┌─ Material for this task

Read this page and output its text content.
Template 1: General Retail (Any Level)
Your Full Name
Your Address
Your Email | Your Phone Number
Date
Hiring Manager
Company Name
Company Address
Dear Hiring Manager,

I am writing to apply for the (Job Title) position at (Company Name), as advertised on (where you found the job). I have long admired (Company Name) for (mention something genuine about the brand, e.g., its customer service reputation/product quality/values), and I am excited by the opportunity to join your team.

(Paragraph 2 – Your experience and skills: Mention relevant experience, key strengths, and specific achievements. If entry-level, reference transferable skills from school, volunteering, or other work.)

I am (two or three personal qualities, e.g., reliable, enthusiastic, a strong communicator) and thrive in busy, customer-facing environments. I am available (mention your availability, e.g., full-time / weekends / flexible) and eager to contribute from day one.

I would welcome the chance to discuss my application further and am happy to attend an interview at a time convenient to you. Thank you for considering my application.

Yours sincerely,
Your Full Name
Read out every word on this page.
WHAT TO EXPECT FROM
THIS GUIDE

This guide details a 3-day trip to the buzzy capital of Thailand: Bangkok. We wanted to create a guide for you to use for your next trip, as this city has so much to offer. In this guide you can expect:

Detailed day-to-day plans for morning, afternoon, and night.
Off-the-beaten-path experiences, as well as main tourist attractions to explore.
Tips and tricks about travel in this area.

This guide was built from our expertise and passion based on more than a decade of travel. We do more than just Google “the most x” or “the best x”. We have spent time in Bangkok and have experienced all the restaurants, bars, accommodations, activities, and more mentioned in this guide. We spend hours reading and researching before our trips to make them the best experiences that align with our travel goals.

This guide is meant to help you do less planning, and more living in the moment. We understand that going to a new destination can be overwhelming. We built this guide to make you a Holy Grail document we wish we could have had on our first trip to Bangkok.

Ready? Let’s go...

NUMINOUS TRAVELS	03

└─

**Stated task**
Reproduce all of the entries word for word.

**Answer to the task**
Read this page and output its text content.
Template 1: General Retail (Any Level)
Your Full Name
Your Address
Your Email | Your Phone Number
Date
Hiring Manager
Company Name
Company Address
Dear Hiring Manager,

I am writing to apply for the (Job Title) position at (Company Name), as advertised on (where you found the job). I have long admired (Company Name) for (mention something genuine about the brand, e.g., its customer service reputation/product quality/values), and I am excited by the opportunity to join your team.

(Paragraph 2 – Your experience and skills: Mention relevant experience, key strengths, and specific achievements. If entry-level, reference transferable skills from school, volunteering, or other work.)

I am (two or three personal qualities, e.g., reliable, enthusiastic, a strong communicator) and thrive in busy, customer-facing environments. I am available (mention your availability, e.g., full-time / weekends / flexible) and eager to contribute from day one.

I would welcome the chance to discuss my application further and am happy to attend an interview at a time convenient to you. Thank you for considering my application.

Yours sincerely,
Your Full Name
Read out every word on this page.
WHAT TO EXPECT FROM
THIS GUIDE

This guide details a 3-day trip to the buzzy capital of Thailand: Bangkok. We wanted to create a guide for you to use for your next trip, as this city has so much to offer. In this guide you can expect:

Detailed day-to-day plans for morning, afternoon, and night.
Off-the-beaten-path experiences, as well as main tourist attractions to explore.
Tips and tricks about travel in this area.

This guide was built from our expertise and passion based on more than a decade of travel. We do more than just Google “the most x” or “the best x”. We have spent time in Bangkok and have experienced all the restaurants, bars, accommodations, activities, and more mentioned in this guide. We spend hours reading and researching before our trips to make them the best experiences that align with our travel goals.

This guide is meant to help you do less planning, and more living in the moment. We understand that going to a new destination can be overwhelming. We built this guide to make you a Holy Grail document we wish we could have had on our first trip to Bangkok.

Ready? Let’s go...

NUMINOUS TRAVELS	03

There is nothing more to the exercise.